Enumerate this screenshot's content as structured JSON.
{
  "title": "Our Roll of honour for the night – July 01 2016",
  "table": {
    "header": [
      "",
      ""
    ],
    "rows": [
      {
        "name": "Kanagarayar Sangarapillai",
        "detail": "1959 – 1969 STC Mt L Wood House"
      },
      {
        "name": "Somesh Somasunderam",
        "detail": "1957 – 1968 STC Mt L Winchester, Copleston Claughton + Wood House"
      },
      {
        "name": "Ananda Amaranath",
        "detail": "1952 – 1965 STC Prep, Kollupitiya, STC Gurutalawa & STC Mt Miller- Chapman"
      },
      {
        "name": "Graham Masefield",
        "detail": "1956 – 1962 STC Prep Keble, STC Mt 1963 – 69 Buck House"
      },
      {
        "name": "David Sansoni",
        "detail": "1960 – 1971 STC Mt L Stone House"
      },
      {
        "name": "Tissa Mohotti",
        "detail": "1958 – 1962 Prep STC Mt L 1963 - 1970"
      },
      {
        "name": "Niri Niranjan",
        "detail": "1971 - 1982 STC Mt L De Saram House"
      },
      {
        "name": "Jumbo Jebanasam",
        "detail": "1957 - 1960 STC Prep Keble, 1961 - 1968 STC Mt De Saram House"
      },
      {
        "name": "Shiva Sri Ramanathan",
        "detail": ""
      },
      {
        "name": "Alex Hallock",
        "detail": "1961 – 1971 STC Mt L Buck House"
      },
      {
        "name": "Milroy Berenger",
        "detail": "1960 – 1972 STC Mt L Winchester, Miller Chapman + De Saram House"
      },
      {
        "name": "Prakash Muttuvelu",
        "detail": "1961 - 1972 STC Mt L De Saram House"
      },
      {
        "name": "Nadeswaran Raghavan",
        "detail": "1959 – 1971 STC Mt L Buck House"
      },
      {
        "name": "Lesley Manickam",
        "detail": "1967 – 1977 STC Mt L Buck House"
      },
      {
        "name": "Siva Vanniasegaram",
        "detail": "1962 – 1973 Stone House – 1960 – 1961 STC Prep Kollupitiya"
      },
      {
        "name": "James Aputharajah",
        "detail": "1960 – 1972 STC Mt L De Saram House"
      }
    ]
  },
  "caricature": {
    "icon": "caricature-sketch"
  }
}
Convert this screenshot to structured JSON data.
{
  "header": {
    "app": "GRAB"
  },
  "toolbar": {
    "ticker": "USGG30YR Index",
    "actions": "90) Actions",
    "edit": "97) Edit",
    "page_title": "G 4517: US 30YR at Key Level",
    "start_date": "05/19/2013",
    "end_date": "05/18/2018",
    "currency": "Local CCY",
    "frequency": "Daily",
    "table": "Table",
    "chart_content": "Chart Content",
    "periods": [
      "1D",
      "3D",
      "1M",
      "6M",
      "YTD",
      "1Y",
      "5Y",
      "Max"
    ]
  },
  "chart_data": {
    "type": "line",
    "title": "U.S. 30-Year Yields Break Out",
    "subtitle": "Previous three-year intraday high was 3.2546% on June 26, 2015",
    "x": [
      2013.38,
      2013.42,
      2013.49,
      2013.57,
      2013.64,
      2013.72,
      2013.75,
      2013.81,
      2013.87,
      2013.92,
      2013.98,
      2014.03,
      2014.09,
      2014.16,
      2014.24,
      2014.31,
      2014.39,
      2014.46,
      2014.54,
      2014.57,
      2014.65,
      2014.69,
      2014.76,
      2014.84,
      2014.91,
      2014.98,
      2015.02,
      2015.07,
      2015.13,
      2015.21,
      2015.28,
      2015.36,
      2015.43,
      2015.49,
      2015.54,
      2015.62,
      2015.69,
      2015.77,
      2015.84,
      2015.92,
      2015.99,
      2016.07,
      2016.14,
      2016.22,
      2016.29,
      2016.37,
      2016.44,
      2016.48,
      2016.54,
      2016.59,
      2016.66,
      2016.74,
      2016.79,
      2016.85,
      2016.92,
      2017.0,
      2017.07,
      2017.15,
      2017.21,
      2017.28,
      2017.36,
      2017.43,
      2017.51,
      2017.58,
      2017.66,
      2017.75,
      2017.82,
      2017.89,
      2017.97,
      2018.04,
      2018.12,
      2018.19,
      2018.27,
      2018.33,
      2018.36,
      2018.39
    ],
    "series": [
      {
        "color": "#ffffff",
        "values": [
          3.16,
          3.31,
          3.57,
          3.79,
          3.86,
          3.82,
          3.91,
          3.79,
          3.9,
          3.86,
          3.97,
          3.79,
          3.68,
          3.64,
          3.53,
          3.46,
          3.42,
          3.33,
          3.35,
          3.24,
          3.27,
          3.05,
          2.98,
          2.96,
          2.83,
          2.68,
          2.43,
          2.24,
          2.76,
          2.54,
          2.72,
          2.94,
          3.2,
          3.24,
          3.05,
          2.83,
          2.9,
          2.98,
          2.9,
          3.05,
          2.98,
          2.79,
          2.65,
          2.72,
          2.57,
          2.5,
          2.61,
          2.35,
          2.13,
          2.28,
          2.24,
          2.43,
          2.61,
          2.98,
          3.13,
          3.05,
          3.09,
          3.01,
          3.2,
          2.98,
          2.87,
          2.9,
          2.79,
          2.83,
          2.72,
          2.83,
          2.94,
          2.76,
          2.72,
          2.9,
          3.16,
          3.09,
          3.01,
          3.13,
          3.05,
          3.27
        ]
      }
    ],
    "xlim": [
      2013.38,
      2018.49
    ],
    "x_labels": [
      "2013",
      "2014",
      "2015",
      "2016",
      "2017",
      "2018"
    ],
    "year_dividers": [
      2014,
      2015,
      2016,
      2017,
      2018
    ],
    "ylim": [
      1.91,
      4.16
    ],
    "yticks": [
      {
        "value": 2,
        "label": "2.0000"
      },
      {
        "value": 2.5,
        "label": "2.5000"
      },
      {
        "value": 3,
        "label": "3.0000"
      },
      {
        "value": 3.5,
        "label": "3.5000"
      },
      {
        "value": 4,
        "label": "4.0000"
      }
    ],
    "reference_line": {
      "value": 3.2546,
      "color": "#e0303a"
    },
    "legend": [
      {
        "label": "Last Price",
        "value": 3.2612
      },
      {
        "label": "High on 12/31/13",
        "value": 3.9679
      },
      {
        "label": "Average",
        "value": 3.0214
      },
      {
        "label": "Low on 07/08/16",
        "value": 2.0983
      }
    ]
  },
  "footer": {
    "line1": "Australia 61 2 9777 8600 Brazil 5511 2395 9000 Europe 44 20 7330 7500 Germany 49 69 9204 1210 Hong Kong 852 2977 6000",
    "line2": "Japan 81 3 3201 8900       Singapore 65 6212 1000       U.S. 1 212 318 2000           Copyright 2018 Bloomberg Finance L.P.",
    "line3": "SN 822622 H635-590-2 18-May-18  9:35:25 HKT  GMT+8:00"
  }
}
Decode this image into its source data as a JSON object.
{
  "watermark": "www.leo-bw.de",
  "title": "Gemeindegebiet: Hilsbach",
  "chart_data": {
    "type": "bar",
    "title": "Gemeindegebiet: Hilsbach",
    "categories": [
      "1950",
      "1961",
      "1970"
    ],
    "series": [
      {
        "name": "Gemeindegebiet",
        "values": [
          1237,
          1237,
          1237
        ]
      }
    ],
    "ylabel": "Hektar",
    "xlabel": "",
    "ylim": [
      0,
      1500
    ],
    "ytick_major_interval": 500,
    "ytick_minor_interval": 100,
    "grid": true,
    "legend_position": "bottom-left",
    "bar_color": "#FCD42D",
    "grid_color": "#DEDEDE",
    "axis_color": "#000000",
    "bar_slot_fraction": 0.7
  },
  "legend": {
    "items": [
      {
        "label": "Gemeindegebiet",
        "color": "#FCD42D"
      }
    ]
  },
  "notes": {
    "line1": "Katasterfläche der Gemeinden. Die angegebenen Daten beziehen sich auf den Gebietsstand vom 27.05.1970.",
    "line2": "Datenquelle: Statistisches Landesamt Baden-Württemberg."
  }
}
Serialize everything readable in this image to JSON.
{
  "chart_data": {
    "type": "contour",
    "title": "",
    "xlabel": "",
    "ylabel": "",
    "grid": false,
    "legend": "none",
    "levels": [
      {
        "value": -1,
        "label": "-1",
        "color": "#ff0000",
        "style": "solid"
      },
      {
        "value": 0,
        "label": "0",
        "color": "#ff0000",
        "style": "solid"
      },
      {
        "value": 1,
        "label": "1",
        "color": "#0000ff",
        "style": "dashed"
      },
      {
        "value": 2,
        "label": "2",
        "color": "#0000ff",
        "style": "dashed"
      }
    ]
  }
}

* _Problem to solve_: Pick out each line in the material containing "Kollupitiya".

* _The answer_:
        "detail": "1952 – 1965 STC Prep, Kollupitiya, STC Gurutalawa & STC Mt Miller- Chapman"
        "detail": "1962 – 1973 Stone House – 1960 – 1961 STC Prep Kollupitiya"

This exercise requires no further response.